RECORDS PROVIDED.
<<<<

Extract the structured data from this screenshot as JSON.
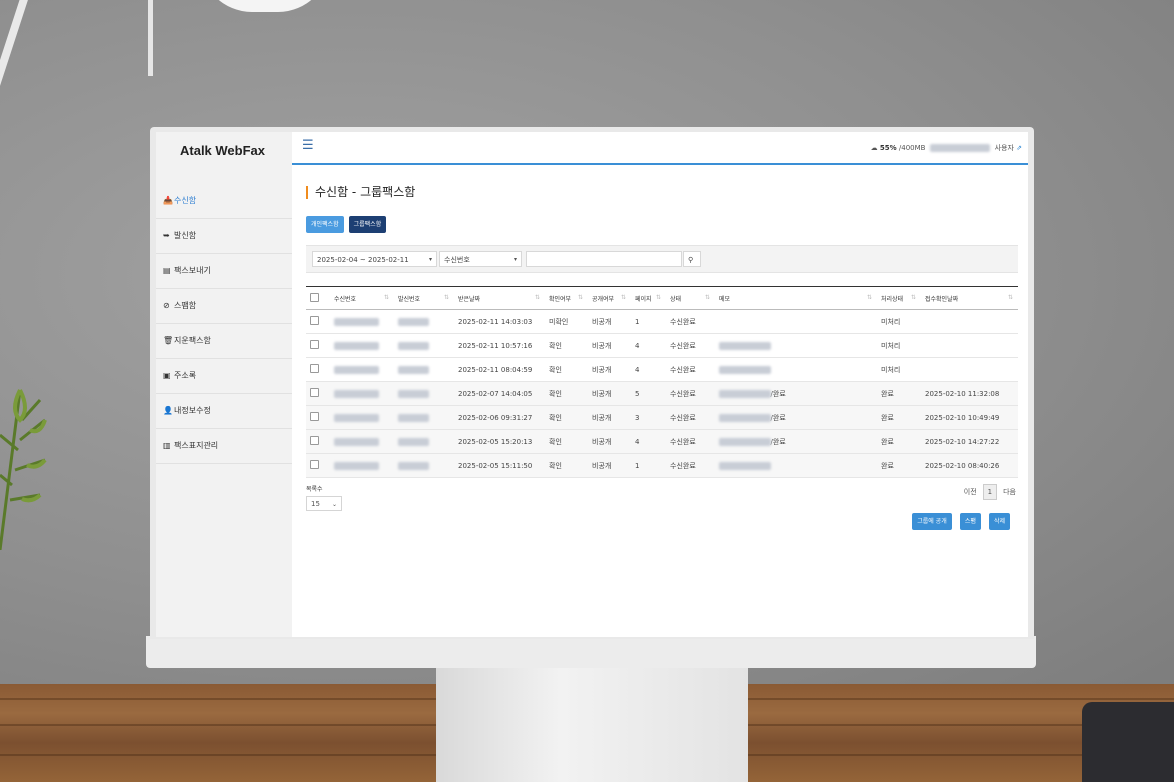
{
  "app": {
    "brand": "Atalk WebFax"
  },
  "sidebar": {
    "items": [
      {
        "icon": "inbox-icon",
        "glyph": "📥",
        "label": "수신함",
        "active": true
      },
      {
        "icon": "send-icon",
        "glyph": "➥",
        "label": "발신함"
      },
      {
        "icon": "fax-icon",
        "glyph": "▤",
        "label": "팩스보내기"
      },
      {
        "icon": "spam-icon",
        "glyph": "⊘",
        "label": "스팸함"
      },
      {
        "icon": "trash-icon",
        "glyph": "🗑",
        "label": "지운팩스함"
      },
      {
        "icon": "address-book-icon",
        "glyph": "▣",
        "label": "주소록"
      },
      {
        "icon": "user-edit-icon",
        "glyph": "👤",
        "label": "내정보수정"
      },
      {
        "icon": "cover-page-icon",
        "glyph": "▥",
        "label": "팩스표지관리"
      }
    ]
  },
  "topbar": {
    "menu_icon": "☰",
    "storage_percent": "55%",
    "storage_total": "/400MB",
    "user_label": "사용자",
    "logout_icon": "⇗"
  },
  "page": {
    "title": "수신함 - 그룹팩스함",
    "tabs": [
      {
        "label": "개인팩스함",
        "style": "light"
      },
      {
        "label": "그룹팩스함",
        "style": "dark"
      }
    ]
  },
  "filter": {
    "date_range": "2025-02-04 ~ 2025-02-11",
    "search_field": "수신번호",
    "search_value": "",
    "search_icon": "🔍"
  },
  "table": {
    "columns": [
      "수신번호",
      "발신번호",
      "받은날짜",
      "확인여부",
      "공개여부",
      "페이지",
      "상태",
      "메모",
      "처리상태",
      "접수확인날짜"
    ],
    "rows": [
      {
        "received": "2025-02-11 14:03:03",
        "checked": "미확인",
        "public": "비공개",
        "pages": "1",
        "status": "수신완료",
        "memo_suffix": "",
        "proc": "미처리",
        "ack": ""
      },
      {
        "received": "2025-02-11 10:57:16",
        "checked": "확인",
        "public": "비공개",
        "pages": "4",
        "status": "수신완료",
        "memo_suffix": "",
        "proc": "미처리",
        "ack": ""
      },
      {
        "received": "2025-02-11 08:04:59",
        "checked": "확인",
        "public": "비공개",
        "pages": "4",
        "status": "수신완료",
        "memo_suffix": "",
        "proc": "미처리",
        "ack": ""
      },
      {
        "received": "2025-02-07 14:04:05",
        "checked": "확인",
        "public": "비공개",
        "pages": "5",
        "status": "수신완료",
        "memo_suffix": "/완료",
        "proc": "완료",
        "ack": "2025-02-10 11:32:08"
      },
      {
        "received": "2025-02-06 09:31:27",
        "checked": "확인",
        "public": "비공개",
        "pages": "3",
        "status": "수신완료",
        "memo_suffix": "/완료",
        "proc": "완료",
        "ack": "2025-02-10 10:49:49"
      },
      {
        "received": "2025-02-05 15:20:13",
        "checked": "확인",
        "public": "비공개",
        "pages": "4",
        "status": "수신완료",
        "memo_suffix": "/완료",
        "proc": "완료",
        "ack": "2025-02-10 14:27:22"
      },
      {
        "received": "2025-02-05 15:11:50",
        "checked": "확인",
        "public": "비공개",
        "pages": "1",
        "status": "수신완료",
        "memo_suffix": "",
        "proc": "완료",
        "ack": "2025-02-10 08:40:26"
      }
    ]
  },
  "pagination": {
    "per_page_label": "목록수",
    "per_page": "15",
    "prev": "이전",
    "current": "1",
    "next": "다음"
  },
  "actions": [
    "그룹에 공개",
    "스팸",
    "삭제"
  ],
  "colors": {
    "accent": "#3a8fd6",
    "dark_tab": "#1d3f73",
    "title_bar": "#f08c1e"
  }
}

>>>>

Copy every line of the data exactly as written, excluding the pictures.

FINISHED EXERCISE.
Extract the structured data from this screenshot as JSON.
{
  "app": {
    "brand": "Atalk WebFax"
  },
  "sidebar": {
    "items": [
      {
        "icon": "inbox-icon",
        "glyph": "📥",
        "label": "수신함",
        "active": true
      },
      {
        "icon": "send-icon",
        "glyph": "➥",
        "label": "발신함"
      },
      {
        "icon": "fax-icon",
        "glyph": "▤",
        "label": "팩스보내기"
      },
      {
        "icon": "spam-icon",
        "glyph": "⊘",
        "label": "스팸함"
      },
      {
        "icon": "trash-icon",
        "glyph": "🗑",
        "label": "지운팩스함"
      },
      {
        "icon": "address-book-icon",
        "glyph": "▣",
        "label": "주소록"
      },
      {
        "icon": "user-edit-icon",
        "glyph": "👤",
        "label": "내정보수정"
      },
      {
        "icon": "cover-page-icon",
        "glyph": "▥",
        "label": "팩스표지관리"
      }
    ]
  },
  "topbar": {
    "menu_icon": "☰",
    "storage_percent": "55%",
    "storage_total": "/400MB",
    "user_label": "사용자",
    "logout_icon": "⇗"
  },
  "page": {
    "title": "수신함 - 그룹팩스함",
    "tabs": [
      {
        "label": "개인팩스함",
        "style": "light"
      },
      {
        "label": "그룹팩스함",
        "style": "dark"
      }
    ]
  },
  "filter": {
    "date_range": "2025-02-04 ~ 2025-02-11",
    "search_field": "수신번호",
    "search_value": "",
    "search_icon": "🔍"
  },
  "table": {
    "columns": [
      "수신번호",
      "발신번호",
      "받은날짜",
      "확인여부",
      "공개여부",
      "페이지",
      "상태",
      "메모",
      "처리상태",
      "접수확인날짜"
    ],
    "rows": [
      {
        "received": "2025-02-11 14:03:03",
        "checked": "미확인",
        "public": "비공개",
        "pages": "1",
        "status": "수신완료",
        "memo_suffix": "",
        "proc": "미처리",
        "ack": ""
      },
      {
        "received": "2025-02-11 10:57:16",
        "checked": "확인",
        "public": "비공개",
        "pages": "4",
        "status": "수신완료",
        "memo_suffix": "",
        "proc": "미처리",
        "ack": ""
      },
      {
        "received": "2025-02-11 08:04:59",
        "checked": "확인",
        "public": "비공개",
        "pages": "4",
        "status": "수신완료",
        "memo_suffix": "",
        "proc": "미처리",
        "ack": ""
      },
      {
        "received": "2025-02-07 14:04:05",
        "checked": "확인",
        "public": "비공개",
        "pages": "5",
        "status": "수신완료",
        "memo_suffix": "/완료",
        "proc": "완료",
        "ack": "2025-02-10 11:32:08"
      },
      {
        "received": "2025-02-06 09:31:27",
        "checked": "확인",
        "public": "비공개",
        "pages": "3",
        "status": "수신완료",
        "memo_suffix": "/완료",
        "proc": "완료",
        "ack": "2025-02-10 10:49:49"
      },
      {
        "received": "2025-02-05 15:20:13",
        "checked": "확인",
        "public": "비공개",
        "pages": "4",
        "status": "수신완료",
        "memo_suffix": "/완료",
        "proc": "완료",
        "ack": "2025-02-10 14:27:22"
      },
      {
        "received": "2025-02-05 15:11:50",
        "checked": "확인",
        "public": "비공개",
        "pages": "1",
        "status": "수신완료",
        "memo_suffix": "",
        "proc": "완료",
        "ack": "2025-02-10 08:40:26"
      }
    ]
  },
  "pagination": {
    "per_page_label": "목록수",
    "per_page": "15",
    "prev": "이전",
    "current": "1",
    "next": "다음"
  },
  "actions": [
    "그룹에 공개",
    "스팸",
    "삭제"
  ],
  "colors": {
    "accent": "#3a8fd6",
    "dark_tab": "#1d3f73",
    "title_bar": "#f08c1e"
  }
}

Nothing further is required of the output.